TASK BRIEF - Look through the material below. Copy each line that contains the string "عثمان".

LISTED RECORDS -

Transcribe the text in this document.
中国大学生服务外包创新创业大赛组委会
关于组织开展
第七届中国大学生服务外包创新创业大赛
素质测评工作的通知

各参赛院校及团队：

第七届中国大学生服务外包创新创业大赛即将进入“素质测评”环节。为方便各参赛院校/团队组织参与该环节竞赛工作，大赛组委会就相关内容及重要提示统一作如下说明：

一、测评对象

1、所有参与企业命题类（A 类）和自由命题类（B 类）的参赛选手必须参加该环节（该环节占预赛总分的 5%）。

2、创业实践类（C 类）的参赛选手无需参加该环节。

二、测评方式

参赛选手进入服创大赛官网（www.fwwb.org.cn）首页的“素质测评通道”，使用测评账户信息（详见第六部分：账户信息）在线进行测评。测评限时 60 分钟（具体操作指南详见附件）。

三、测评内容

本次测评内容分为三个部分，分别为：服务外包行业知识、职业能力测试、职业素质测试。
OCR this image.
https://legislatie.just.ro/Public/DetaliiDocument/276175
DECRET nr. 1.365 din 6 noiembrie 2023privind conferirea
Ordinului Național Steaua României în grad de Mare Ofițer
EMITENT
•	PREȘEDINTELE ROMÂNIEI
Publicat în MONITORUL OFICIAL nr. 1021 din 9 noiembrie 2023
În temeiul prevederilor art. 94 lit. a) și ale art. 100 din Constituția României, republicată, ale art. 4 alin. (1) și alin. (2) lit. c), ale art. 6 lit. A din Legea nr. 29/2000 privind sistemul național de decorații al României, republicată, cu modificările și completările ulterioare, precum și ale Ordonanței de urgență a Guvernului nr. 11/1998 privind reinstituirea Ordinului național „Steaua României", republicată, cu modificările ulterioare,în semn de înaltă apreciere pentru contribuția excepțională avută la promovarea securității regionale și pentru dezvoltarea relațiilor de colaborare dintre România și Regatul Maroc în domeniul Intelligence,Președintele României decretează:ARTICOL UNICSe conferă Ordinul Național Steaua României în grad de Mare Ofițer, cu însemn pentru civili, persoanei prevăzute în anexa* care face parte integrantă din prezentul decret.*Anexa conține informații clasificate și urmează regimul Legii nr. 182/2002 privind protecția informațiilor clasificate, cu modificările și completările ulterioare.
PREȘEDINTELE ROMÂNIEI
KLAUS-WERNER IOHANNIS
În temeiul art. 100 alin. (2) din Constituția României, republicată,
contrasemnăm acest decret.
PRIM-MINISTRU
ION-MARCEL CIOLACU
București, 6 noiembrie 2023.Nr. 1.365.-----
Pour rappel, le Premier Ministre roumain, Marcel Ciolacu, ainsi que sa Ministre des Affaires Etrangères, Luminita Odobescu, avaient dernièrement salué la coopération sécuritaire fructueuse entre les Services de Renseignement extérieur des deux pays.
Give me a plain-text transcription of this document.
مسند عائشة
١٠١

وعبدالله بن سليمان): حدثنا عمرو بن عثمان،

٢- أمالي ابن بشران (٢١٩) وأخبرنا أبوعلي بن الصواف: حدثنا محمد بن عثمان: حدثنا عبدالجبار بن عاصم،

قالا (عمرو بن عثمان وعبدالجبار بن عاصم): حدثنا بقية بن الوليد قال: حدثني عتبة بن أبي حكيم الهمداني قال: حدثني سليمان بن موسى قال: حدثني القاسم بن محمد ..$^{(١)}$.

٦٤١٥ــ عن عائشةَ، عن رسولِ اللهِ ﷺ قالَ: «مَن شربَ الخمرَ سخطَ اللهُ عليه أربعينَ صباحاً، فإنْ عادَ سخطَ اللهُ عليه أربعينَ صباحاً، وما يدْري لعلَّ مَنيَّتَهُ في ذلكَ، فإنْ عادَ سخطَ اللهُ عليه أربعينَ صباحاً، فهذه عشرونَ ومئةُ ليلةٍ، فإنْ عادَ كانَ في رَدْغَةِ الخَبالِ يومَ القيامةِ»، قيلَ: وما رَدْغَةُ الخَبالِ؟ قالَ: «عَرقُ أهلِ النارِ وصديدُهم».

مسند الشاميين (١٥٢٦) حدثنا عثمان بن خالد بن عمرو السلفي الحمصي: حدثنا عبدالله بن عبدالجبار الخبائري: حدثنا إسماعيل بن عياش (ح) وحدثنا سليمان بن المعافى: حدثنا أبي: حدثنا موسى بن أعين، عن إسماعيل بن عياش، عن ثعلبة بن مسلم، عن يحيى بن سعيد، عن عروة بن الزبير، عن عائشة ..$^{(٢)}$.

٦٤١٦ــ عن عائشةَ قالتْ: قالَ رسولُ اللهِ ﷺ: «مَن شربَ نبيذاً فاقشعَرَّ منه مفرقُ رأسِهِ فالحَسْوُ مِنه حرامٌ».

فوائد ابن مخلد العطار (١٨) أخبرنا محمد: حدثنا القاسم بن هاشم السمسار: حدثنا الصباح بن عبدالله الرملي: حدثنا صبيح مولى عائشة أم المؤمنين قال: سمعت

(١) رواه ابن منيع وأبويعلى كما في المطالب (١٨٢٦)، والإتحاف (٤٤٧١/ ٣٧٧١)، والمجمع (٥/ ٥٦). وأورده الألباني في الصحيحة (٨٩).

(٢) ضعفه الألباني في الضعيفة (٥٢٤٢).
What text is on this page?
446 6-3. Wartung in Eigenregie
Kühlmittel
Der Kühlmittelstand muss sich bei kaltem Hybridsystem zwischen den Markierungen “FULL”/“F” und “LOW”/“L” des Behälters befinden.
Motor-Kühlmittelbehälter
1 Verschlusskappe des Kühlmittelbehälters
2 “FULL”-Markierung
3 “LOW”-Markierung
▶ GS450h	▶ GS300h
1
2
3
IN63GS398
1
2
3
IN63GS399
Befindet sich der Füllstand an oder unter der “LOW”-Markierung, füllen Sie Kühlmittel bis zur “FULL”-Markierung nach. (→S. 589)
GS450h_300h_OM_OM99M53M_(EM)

SOLUTION -
وعبدالله بن سليمان): حدثنا عمرو بن عثمان،
٢- أمالي ابن بشران (٢١٩) وأخبرنا أبوعلي بن الصواف: حدثنا محمد بن عثمان: حدثنا عبدالجبار بن عاصم،
قالا (عمرو بن عثمان وعبدالجبار بن عاصم): حدثنا بقية بن الوليد قال: حدثني عتبة بن أبي حكيم الهمداني قال: حدثني سليمان بن موسى قال: حدثني القاسم بن محمد ..$^{(١)}$.
مسند الشاميين (١٥٢٦) حدثنا عثمان بن خالد بن عمرو السلفي الحمصي: حدثنا عبدالله بن عبدالجبار الخبائري: حدثنا إسماعيل بن عياش (ح) وحدثنا سليمان بن المعافى: حدثنا أبي: حدثنا موسى بن أعين، عن إسماعيل بن عياش، عن ثعلبة بن مسلم، عن يحيى بن سعيد، عن عروة بن الزبير، عن عائشة ..$^{(٢)}$.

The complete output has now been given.